§ **Goal**:
Find the lines containing the word "Αβεδδαδαν" and copy every one of them.

(Saved data entries)
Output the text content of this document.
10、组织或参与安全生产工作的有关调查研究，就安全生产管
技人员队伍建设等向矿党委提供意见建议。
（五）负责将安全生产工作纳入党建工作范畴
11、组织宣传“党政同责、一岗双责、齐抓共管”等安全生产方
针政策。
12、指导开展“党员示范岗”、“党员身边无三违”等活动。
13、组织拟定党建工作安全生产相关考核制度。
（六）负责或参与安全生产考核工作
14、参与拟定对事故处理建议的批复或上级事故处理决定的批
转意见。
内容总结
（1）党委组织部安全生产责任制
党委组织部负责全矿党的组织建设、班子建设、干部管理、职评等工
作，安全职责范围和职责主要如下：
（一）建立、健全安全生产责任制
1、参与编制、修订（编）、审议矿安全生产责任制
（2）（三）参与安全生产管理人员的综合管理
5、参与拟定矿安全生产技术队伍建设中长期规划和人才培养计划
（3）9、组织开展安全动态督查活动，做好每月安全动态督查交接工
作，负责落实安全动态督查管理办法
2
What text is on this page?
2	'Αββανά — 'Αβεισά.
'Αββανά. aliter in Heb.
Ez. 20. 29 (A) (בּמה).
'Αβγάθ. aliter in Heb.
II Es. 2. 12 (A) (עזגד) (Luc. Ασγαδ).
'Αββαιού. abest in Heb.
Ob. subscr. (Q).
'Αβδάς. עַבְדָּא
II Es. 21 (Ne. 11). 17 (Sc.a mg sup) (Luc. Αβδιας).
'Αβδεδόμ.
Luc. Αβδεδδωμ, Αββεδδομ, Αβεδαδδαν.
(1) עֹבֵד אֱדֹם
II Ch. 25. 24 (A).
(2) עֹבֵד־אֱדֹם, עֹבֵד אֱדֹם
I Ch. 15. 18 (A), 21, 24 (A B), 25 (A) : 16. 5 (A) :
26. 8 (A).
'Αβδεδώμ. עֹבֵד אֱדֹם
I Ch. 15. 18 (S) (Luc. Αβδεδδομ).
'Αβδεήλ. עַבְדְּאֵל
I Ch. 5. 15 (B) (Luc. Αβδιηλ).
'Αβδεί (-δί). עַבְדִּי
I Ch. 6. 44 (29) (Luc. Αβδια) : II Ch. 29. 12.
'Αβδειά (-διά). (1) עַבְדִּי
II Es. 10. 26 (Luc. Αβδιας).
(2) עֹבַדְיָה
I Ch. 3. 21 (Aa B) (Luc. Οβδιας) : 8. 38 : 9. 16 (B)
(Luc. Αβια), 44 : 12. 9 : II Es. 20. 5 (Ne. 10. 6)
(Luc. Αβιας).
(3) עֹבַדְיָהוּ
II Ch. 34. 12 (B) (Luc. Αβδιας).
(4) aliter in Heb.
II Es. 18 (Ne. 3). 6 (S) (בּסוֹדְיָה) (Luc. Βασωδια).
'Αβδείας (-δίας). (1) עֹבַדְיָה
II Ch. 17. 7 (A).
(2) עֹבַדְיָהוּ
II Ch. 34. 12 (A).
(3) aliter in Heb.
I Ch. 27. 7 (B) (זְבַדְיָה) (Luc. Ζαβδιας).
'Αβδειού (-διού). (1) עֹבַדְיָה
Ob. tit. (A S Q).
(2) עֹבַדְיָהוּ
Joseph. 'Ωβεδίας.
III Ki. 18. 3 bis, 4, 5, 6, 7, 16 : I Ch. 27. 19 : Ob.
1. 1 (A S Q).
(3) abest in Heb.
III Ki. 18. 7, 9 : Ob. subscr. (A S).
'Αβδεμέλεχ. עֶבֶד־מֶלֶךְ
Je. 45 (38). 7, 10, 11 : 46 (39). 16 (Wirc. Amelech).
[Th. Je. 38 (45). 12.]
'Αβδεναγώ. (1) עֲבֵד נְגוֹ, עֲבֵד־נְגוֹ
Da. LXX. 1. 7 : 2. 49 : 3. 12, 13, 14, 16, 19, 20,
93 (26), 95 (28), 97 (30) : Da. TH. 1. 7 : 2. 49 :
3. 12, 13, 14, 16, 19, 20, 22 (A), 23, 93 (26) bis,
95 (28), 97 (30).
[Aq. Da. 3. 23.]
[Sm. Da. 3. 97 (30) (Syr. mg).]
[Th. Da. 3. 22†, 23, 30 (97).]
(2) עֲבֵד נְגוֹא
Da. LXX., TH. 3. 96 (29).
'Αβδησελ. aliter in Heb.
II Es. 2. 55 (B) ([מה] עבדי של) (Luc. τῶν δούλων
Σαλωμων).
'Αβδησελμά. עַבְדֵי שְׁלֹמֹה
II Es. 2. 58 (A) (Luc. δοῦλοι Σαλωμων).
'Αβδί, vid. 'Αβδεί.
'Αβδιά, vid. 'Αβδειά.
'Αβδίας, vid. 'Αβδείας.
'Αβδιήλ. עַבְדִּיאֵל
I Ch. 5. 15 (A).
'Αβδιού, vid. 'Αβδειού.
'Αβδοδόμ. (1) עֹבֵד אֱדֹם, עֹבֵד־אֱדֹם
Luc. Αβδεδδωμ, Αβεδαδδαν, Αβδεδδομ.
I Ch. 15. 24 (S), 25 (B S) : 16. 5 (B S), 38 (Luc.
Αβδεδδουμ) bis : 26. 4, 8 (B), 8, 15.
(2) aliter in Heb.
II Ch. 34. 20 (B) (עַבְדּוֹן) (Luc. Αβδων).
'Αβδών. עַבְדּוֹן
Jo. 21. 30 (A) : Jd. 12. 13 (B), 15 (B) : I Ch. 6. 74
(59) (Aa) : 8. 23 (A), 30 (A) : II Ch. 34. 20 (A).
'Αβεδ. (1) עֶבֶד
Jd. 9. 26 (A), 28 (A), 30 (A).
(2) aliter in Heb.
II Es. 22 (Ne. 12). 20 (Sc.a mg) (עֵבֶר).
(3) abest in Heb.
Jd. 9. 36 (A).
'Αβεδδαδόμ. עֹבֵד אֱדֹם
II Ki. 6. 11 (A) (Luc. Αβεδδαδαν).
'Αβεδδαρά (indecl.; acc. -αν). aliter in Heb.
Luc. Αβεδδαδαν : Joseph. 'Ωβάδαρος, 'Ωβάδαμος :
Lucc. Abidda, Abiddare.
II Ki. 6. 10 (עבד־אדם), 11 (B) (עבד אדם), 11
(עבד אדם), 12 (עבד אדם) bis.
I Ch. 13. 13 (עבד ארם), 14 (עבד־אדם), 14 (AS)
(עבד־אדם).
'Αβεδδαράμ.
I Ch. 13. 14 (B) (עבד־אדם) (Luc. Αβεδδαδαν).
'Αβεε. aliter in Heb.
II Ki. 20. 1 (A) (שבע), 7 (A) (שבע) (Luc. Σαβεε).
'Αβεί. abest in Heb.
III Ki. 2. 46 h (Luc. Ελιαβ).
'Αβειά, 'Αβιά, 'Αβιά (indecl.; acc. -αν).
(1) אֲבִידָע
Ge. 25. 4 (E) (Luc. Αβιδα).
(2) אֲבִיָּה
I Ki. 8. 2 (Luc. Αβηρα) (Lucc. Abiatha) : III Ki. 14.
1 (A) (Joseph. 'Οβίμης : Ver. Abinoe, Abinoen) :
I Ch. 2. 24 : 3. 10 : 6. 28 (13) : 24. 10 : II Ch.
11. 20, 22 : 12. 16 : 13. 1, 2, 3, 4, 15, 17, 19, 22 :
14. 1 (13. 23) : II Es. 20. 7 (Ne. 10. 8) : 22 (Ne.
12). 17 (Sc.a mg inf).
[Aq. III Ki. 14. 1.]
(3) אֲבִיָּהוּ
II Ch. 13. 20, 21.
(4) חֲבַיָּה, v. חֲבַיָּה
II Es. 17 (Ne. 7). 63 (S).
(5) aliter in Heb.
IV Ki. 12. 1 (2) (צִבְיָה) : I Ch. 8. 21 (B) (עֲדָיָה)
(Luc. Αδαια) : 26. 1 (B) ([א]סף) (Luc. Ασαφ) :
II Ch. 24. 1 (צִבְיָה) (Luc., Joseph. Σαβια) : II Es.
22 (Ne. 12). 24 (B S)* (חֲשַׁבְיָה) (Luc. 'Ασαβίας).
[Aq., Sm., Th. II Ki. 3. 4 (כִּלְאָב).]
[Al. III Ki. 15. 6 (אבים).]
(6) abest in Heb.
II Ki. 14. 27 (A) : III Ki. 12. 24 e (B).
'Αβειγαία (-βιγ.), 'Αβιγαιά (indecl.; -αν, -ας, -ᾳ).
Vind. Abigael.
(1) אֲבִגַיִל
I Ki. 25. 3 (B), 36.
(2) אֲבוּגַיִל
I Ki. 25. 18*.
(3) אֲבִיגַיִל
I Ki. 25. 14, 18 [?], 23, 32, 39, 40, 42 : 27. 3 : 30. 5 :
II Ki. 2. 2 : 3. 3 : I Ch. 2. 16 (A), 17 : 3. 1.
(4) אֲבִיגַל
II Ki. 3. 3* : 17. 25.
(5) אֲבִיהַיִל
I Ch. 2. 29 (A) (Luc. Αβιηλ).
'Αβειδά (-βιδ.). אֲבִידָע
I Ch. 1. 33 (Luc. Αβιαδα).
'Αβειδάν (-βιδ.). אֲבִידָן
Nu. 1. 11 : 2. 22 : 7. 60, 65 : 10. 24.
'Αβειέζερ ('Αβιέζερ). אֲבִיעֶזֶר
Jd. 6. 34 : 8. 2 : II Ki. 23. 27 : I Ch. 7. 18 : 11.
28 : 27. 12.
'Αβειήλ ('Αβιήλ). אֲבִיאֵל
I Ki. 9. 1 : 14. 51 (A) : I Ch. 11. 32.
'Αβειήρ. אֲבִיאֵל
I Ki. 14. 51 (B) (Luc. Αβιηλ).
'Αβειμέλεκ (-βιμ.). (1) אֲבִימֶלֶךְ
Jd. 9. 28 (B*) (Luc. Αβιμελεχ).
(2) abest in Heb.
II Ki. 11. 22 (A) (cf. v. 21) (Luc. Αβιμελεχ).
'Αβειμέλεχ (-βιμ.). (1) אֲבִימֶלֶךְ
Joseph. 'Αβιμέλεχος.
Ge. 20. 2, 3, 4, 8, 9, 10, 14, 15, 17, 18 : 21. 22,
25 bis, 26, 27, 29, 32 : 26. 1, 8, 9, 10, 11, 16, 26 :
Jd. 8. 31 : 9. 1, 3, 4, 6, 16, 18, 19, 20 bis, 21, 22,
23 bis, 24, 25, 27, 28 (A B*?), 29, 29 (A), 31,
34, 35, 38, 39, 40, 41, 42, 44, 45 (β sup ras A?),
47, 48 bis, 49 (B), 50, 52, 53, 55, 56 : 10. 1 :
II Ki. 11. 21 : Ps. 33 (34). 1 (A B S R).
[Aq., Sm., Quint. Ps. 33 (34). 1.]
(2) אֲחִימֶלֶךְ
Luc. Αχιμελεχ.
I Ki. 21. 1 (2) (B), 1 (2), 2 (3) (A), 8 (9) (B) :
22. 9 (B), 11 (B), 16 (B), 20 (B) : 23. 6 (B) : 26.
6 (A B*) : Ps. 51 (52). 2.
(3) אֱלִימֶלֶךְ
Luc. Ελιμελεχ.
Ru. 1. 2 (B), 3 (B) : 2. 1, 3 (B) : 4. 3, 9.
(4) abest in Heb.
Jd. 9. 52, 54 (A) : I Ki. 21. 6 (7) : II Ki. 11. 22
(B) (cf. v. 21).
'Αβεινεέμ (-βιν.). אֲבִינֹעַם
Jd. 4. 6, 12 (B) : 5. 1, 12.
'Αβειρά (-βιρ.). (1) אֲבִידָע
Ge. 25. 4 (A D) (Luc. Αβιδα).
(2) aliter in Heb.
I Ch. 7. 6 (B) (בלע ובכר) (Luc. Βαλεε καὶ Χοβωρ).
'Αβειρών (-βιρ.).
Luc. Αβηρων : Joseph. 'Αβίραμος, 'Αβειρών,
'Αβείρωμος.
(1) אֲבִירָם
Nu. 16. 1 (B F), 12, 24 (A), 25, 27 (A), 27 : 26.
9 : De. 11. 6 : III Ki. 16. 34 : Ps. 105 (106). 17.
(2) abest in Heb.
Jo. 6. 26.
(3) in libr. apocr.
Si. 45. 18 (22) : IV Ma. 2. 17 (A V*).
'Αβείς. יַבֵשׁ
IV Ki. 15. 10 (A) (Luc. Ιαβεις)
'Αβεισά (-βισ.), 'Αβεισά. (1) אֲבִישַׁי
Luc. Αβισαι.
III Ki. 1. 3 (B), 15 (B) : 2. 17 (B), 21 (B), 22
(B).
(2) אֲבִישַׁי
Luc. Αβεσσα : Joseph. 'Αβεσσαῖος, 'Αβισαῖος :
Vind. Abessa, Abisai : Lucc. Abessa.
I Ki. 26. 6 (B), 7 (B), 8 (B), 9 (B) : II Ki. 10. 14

§ **Reply**:
II Ki. 6. 11 (A) (Luc. Αβεδδαδαν).
Luc. Αβεδδαδαν : Joseph. 'Ωβάδαρος, 'Ωβάδαμος :
I Ch. 13. 14 (B) (עבד־אדם) (Luc. Αβεδδαδαν).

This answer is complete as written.